** BEGIN Supplied material **

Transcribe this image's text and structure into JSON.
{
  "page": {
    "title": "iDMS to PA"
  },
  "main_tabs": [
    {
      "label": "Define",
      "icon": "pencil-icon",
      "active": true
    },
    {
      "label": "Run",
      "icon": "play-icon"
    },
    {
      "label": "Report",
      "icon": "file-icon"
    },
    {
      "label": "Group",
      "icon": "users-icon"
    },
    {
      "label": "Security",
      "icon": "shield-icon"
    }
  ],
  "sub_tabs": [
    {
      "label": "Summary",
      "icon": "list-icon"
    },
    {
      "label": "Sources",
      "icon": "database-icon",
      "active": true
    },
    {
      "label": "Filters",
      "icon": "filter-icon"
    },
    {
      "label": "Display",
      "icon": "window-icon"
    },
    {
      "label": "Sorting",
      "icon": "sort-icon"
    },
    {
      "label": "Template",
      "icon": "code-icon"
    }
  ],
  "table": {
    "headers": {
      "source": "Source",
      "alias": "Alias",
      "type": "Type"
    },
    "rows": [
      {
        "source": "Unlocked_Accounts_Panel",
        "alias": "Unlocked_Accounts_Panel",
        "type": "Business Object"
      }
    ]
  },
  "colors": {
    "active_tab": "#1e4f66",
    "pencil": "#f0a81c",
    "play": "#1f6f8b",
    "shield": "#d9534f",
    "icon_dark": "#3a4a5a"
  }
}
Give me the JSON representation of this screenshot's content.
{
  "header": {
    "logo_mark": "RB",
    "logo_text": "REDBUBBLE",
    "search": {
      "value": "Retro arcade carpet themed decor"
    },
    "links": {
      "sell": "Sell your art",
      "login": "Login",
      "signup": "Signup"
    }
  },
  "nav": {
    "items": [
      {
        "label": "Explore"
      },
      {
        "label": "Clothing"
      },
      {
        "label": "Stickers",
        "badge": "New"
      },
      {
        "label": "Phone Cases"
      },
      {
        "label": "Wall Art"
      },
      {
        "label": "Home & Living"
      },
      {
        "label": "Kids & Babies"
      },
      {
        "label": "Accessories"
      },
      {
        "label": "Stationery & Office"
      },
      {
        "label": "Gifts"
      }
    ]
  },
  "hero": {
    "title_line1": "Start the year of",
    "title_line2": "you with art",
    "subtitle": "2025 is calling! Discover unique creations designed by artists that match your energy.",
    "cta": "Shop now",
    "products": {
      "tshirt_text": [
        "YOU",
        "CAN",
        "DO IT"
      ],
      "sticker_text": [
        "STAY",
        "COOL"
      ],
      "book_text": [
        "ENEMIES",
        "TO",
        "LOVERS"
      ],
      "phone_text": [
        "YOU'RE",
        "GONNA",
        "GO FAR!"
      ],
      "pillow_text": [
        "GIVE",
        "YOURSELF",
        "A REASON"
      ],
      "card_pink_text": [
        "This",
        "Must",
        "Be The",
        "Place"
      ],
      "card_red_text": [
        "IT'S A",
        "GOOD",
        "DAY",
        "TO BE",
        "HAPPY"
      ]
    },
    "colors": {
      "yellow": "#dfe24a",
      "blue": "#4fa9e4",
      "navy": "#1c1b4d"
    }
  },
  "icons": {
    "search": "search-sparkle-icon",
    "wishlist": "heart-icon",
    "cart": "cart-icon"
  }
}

** END Supplied material **

§ Requirement
In the entries above, identify every line with the word "alias". Copy those lines.

§ Output below
      "alias": "Alias",
        "alias": "Unlocked_Accounts_Panel",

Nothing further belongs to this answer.